**BRIEF**
In the entries below, identify every line with the string "content" and copy it.

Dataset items
·····

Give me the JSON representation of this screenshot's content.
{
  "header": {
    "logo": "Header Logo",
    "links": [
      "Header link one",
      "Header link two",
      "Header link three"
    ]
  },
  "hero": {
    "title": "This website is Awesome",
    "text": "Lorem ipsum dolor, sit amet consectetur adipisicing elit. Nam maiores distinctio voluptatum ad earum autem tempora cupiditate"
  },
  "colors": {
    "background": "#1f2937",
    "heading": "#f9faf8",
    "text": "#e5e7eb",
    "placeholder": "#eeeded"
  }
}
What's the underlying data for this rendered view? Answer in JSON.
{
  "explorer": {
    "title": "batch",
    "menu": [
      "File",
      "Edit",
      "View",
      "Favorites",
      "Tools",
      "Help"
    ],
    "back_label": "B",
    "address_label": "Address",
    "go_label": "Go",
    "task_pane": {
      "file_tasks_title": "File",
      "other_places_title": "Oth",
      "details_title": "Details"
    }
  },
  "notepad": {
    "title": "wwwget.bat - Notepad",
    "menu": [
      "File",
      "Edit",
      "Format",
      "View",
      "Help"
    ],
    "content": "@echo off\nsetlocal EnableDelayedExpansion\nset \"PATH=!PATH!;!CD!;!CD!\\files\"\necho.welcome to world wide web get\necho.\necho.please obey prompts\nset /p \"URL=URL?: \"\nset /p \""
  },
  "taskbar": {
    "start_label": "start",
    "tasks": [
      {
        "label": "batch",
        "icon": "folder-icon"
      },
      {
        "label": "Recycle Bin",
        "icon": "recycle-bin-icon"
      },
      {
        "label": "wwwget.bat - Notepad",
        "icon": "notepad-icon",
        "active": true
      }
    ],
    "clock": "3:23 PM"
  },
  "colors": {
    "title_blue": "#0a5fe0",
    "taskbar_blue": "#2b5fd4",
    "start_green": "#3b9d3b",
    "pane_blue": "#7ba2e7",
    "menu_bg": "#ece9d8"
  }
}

·····

**SOLUTION TO THE EXERCISE**
Give me the JSON representation of this screenshot's content.
    "content": "@echo off\nsetlocal EnableDelayedExpansion\nset \"PATH=!PATH!;!CD!;!CD!\\files\"\necho.welcome to world wide web get\necho.\necho.please obey prompts\nset /p \"URL=URL?: \"\nset /p \""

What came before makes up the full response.